## TASK TO COMPLETE
Exactly reproduce the lines that follow.

Data excerpts:
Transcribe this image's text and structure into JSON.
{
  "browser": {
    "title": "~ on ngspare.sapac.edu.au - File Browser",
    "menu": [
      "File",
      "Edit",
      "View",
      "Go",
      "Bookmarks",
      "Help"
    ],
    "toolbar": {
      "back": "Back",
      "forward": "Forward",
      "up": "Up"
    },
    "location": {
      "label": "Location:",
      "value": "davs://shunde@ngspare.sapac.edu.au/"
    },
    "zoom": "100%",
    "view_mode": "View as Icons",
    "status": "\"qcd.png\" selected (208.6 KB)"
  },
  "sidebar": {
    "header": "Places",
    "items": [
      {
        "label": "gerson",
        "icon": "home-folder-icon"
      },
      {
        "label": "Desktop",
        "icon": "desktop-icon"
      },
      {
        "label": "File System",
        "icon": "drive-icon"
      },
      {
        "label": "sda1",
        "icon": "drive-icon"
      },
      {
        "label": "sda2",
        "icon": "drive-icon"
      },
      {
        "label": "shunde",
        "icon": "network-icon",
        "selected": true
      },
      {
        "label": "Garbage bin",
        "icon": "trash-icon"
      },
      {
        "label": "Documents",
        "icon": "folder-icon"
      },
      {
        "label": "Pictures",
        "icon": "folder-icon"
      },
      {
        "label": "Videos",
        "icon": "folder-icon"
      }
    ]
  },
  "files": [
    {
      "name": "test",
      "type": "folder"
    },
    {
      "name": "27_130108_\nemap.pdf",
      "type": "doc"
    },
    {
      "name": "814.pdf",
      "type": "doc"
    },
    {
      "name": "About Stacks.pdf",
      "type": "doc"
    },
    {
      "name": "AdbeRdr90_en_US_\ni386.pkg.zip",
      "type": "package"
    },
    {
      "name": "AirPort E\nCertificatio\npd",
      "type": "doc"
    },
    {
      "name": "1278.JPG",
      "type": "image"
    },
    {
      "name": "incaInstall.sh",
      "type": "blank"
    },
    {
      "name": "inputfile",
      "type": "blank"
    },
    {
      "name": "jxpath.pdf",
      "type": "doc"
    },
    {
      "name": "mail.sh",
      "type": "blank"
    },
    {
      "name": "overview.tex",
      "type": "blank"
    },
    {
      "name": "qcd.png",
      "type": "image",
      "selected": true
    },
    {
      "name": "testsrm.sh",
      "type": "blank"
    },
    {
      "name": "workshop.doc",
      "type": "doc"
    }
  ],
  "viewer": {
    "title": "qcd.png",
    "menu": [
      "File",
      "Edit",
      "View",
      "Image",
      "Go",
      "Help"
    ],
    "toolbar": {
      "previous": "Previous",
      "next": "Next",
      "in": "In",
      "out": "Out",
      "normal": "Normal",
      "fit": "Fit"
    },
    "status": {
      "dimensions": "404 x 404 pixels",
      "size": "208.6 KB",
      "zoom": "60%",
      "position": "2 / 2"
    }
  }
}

## IN RESPONSE
Transcribe this image's text and structure into JSON.
{
  "browser": {
    "title": "~ on ngspare.sapac.edu.au - File Browser",
    "menu": [
      "File",
      "Edit",
      "View",
      "Go",
      "Bookmarks",
      "Help"
    ],
    "toolbar": {
      "back": "Back",
      "forward": "Forward",
      "up": "Up"
    },
    "location": {
      "label": "Location:",
      "value": "davs://shunde@ngspare.sapac.edu.au/"
    },
    "zoom": "100%",
    "view_mode": "View as Icons",
    "status": "\"qcd.png\" selected (208.6 KB)"
  },
  "sidebar": {
    "header": "Places",
    "items": [
      {
        "label": "gerson",
        "icon": "home-folder-icon"
      },
      {
        "label": "Desktop",
        "icon": "desktop-icon"
      },
      {
        "label": "File System",
        "icon": "drive-icon"
      },
      {
        "label": "sda1",
        "icon": "drive-icon"
      },
      {
        "label": "sda2",
        "icon": "drive-icon"
      },
      {
        "label": "shunde",
        "icon": "network-icon",
        "selected": true
      },
      {
        "label": "Garbage bin",
        "icon": "trash-icon"
      },
      {
        "label": "Documents",
        "icon": "folder-icon"
      },
      {
        "label": "Pictures",
        "icon": "folder-icon"
      },
      {
        "label": "Videos",
        "icon": "folder-icon"
      }
    ]
  },
  "files": [
    {
      "name": "test",
      "type": "folder"
    },
    {
      "name": "27_130108_\nemap.pdf",
      "type": "doc"
    },
    {
      "name": "814.pdf",
      "type": "doc"
    },
    {
      "name": "About Stacks.pdf",
      "type": "doc"
    },
    {
      "name": "AdbeRdr90_en_US_\ni386.pkg.zip",
      "type": "package"
    },
    {
      "name": "AirPort E\nCertificatio\npd",
      "type": "doc"
    },
    {
      "name": "1278.JPG",
      "type": "image"
    },
    {
      "name": "incaInstall.sh",
      "type": "blank"
    },
    {
      "name": "inputfile",
      "type": "blank"
    },
    {
      "name": "jxpath.pdf",
      "type": "doc"
    },
    {
      "name": "mail.sh",
      "type": "blank"
    },
    {
      "name": "overview.tex",
      "type": "blank"
    },
    {
      "name": "qcd.png",
      "type": "image",
      "selected": true
    },
    {
      "name": "testsrm.sh",
      "type": "blank"
    },
    {
      "name": "workshop.doc",
      "type": "doc"
    }
  ],
  "viewer": {
    "title": "qcd.png",
    "menu": [
      "File",
      "Edit",
      "View",
      "Image",
      "Go",
      "Help"
    ],
    "toolbar": {
      "previous": "Previous",
      "next": "Next",
      "in": "In",
      "out": "Out",
      "normal": "Normal",
      "fit": "Fit"
    },
    "status": {
      "dimensions": "404 x 404 pixels",
      "size": "208.6 KB",
      "zoom": "60%",
      "position": "2 / 2"
    }
  }
}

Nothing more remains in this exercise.